■ Request ■
Copy every line, leaving nothing out and adding nothing.

Stored data
START

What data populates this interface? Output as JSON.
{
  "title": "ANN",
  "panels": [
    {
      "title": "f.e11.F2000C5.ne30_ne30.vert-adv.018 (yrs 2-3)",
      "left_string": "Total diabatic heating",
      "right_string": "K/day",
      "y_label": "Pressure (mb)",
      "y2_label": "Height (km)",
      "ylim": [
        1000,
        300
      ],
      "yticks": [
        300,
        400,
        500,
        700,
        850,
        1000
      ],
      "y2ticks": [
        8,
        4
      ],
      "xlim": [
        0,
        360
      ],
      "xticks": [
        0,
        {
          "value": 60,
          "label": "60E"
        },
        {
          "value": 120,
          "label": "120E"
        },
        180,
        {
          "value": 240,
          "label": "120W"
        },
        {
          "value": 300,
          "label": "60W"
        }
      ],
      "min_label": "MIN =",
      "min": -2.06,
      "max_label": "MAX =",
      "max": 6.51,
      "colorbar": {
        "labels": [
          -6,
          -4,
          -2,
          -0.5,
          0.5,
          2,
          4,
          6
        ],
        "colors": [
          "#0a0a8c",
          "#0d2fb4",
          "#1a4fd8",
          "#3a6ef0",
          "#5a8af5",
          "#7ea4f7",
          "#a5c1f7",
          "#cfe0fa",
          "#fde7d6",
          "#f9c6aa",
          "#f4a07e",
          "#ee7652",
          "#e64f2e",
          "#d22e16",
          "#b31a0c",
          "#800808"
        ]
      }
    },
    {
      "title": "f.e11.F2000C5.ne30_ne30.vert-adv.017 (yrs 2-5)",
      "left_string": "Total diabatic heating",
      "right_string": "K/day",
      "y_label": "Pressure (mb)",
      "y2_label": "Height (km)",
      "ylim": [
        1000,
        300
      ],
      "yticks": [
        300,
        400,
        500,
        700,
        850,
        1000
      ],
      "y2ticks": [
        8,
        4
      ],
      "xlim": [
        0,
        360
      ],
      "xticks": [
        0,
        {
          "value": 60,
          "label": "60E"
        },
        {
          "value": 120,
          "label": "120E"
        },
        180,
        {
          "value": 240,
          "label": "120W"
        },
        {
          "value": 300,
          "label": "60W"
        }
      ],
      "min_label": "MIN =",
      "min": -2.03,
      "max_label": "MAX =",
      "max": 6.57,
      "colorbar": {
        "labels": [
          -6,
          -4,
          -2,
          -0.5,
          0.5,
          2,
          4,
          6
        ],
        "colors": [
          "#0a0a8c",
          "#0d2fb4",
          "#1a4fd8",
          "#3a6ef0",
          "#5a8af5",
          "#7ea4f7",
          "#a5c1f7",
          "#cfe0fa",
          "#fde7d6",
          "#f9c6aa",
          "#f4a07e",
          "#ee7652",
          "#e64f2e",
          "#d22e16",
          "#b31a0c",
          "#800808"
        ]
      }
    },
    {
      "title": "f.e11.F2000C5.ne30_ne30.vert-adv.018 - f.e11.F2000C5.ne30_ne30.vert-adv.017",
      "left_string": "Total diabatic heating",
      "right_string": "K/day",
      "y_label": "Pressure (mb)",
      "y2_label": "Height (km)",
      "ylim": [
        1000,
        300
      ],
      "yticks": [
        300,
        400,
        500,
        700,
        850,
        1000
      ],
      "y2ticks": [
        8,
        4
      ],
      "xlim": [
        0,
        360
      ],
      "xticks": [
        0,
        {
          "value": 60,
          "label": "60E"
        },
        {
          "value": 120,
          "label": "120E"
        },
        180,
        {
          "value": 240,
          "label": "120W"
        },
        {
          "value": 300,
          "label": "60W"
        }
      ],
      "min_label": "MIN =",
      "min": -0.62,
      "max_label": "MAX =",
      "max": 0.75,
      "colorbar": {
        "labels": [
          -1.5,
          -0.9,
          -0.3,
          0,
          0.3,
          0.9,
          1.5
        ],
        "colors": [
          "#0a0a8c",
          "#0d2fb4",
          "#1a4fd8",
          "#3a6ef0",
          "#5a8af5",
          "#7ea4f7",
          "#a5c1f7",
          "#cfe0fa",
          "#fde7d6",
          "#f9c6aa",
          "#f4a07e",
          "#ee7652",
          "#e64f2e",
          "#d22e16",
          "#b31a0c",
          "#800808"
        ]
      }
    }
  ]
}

END

■ Exercise result ■
What data populates this interface? Output as JSON.
{
  "title": "ANN",
  "panels": [
    {
      "title": "f.e11.F2000C5.ne30_ne30.vert-adv.018 (yrs 2-3)",
      "left_string": "Total diabatic heating",
      "right_string": "K/day",
      "y_label": "Pressure (mb)",
      "y2_label": "Height (km)",
      "ylim": [
        1000,
        300
      ],
      "yticks": [
        300,
        400,
        500,
        700,
        850,
        1000
      ],
      "y2ticks": [
        8,
        4
      ],
      "xlim": [
        0,
        360
      ],
      "xticks": [
        0,
        {
          "value": 60,
          "label": "60E"
        },
        {
          "value": 120,
          "label": "120E"
        },
        180,
        {
          "value": 240,
          "label": "120W"
        },
        {
          "value": 300,
          "label": "60W"
        }
      ],
      "min_label": "MIN =",
      "min": -2.06,
      "max_label": "MAX =",
      "max": 6.51,
      "colorbar": {
        "labels": [
          -6,
          -4,
          -2,
          -0.5,
          0.5,
          2,
          4,
          6
        ],
        "colors": [
          "#0a0a8c",
          "#0d2fb4",
          "#1a4fd8",
          "#3a6ef0",
          "#5a8af5",
          "#7ea4f7",
          "#a5c1f7",
          "#cfe0fa",
          "#fde7d6",
          "#f9c6aa",
          "#f4a07e",
          "#ee7652",
          "#e64f2e",
          "#d22e16",
          "#b31a0c",
          "#800808"
        ]
      }
    },
    {
      "title": "f.e11.F2000C5.ne30_ne30.vert-adv.017 (yrs 2-5)",
      "left_string": "Total diabatic heating",
      "right_string": "K/day",
      "y_label": "Pressure (mb)",
      "y2_label": "Height (km)",
      "ylim": [
        1000,
        300
      ],
      "yticks": [
        300,
        400,
        500,
        700,
        850,
        1000
      ],
      "y2ticks": [
        8,
        4
      ],
      "xlim": [
        0,
        360
      ],
      "xticks": [
        0,
        {
          "value": 60,
          "label": "60E"
        },
        {
          "value": 120,
          "label": "120E"
        },
        180,
        {
          "value": 240,
          "label": "120W"
        },
        {
          "value": 300,
          "label": "60W"
        }
      ],
      "min_label": "MIN =",
      "min": -2.03,
      "max_label": "MAX =",
      "max": 6.57,
      "colorbar": {
        "labels": [
          -6,
          -4,
          -2,
          -0.5,
          0.5,
          2,
          4,
          6
        ],
        "colors": [
          "#0a0a8c",
          "#0d2fb4",
          "#1a4fd8",
          "#3a6ef0",
          "#5a8af5",
          "#7ea4f7",
          "#a5c1f7",
          "#cfe0fa",
          "#fde7d6",
          "#f9c6aa",
          "#f4a07e",
          "#ee7652",
          "#e64f2e",
          "#d22e16",
          "#b31a0c",
          "#800808"
        ]
      }
    },
    {
      "title": "f.e11.F2000C5.ne30_ne30.vert-adv.018 - f.e11.F2000C5.ne30_ne30.vert-adv.017",
      "left_string": "Total diabatic heating",
      "right_string": "K/day",
      "y_label": "Pressure (mb)",
      "y2_label": "Height (km)",
      "ylim": [
        1000,
        300
      ],
      "yticks": [
        300,
        400,
        500,
        700,
        850,
        1000
      ],
      "y2ticks": [
        8,
        4
      ],
      "xlim": [
        0,
        360
      ],
      "xticks": [
        0,
        {
          "value": 60,
          "label": "60E"
        },
        {
          "value": 120,
          "label": "120E"
        },
        180,
        {
          "value": 240,
          "label": "120W"
        },
        {
          "value": 300,
          "label": "60W"
        }
      ],
      "min_label": "MIN =",
      "min": -0.62,
      "max_label": "MAX =",
      "max": 0.75,
      "colorbar": {
        "labels": [
          -1.5,
          -0.9,
          -0.3,
          0,
          0.3,
          0.9,
          1.5
        ],
        "colors": [
          "#0a0a8c",
          "#0d2fb4",
          "#1a4fd8",
          "#3a6ef0",
          "#5a8af5",
          "#7ea4f7",
          "#a5c1f7",
          "#cfe0fa",
          "#fde7d6",
          "#f9c6aa",
          "#f4a07e",
          "#ee7652",
          "#e64f2e",
          "#d22e16",
          "#b31a0c",
          "#800808"
        ]
      }
    }
  ]
}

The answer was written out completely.